### Input records ###

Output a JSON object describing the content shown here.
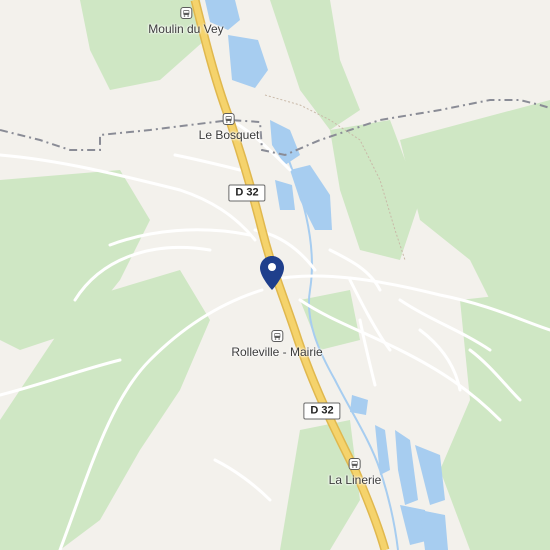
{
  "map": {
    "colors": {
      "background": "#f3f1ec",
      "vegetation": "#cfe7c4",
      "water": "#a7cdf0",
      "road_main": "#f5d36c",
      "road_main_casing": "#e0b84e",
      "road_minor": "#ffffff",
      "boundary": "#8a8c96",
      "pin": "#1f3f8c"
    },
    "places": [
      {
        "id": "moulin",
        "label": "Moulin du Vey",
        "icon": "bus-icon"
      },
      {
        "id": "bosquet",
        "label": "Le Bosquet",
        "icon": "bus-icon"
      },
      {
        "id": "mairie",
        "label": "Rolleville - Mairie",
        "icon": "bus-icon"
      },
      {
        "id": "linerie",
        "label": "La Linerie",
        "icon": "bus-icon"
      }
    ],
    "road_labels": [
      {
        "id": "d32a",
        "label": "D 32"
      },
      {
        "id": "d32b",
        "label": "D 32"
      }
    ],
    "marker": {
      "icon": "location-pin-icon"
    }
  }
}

###

Leave out the pictures and transcribe the entries above exactly.

Answer in full >>
Output a JSON object describing the content shown here.
{
  "map": {
    "colors": {
      "background": "#f3f1ec",
      "vegetation": "#cfe7c4",
      "water": "#a7cdf0",
      "road_main": "#f5d36c",
      "road_main_casing": "#e0b84e",
      "road_minor": "#ffffff",
      "boundary": "#8a8c96",
      "pin": "#1f3f8c"
    },
    "places": [
      {
        "id": "moulin",
        "label": "Moulin du Vey",
        "icon": "bus-icon"
      },
      {
        "id": "bosquet",
        "label": "Le Bosquet",
        "icon": "bus-icon"
      },
      {
        "id": "mairie",
        "label": "Rolleville - Mairie",
        "icon": "bus-icon"
      },
      {
        "id": "linerie",
        "label": "La Linerie",
        "icon": "bus-icon"
      }
    ],
    "road_labels": [
      {
        "id": "d32a",
        "label": "D 32"
      },
      {
        "id": "d32b",
        "label": "D 32"
      }
    ],
    "marker": {
      "icon": "location-pin-icon"
    }
  }
}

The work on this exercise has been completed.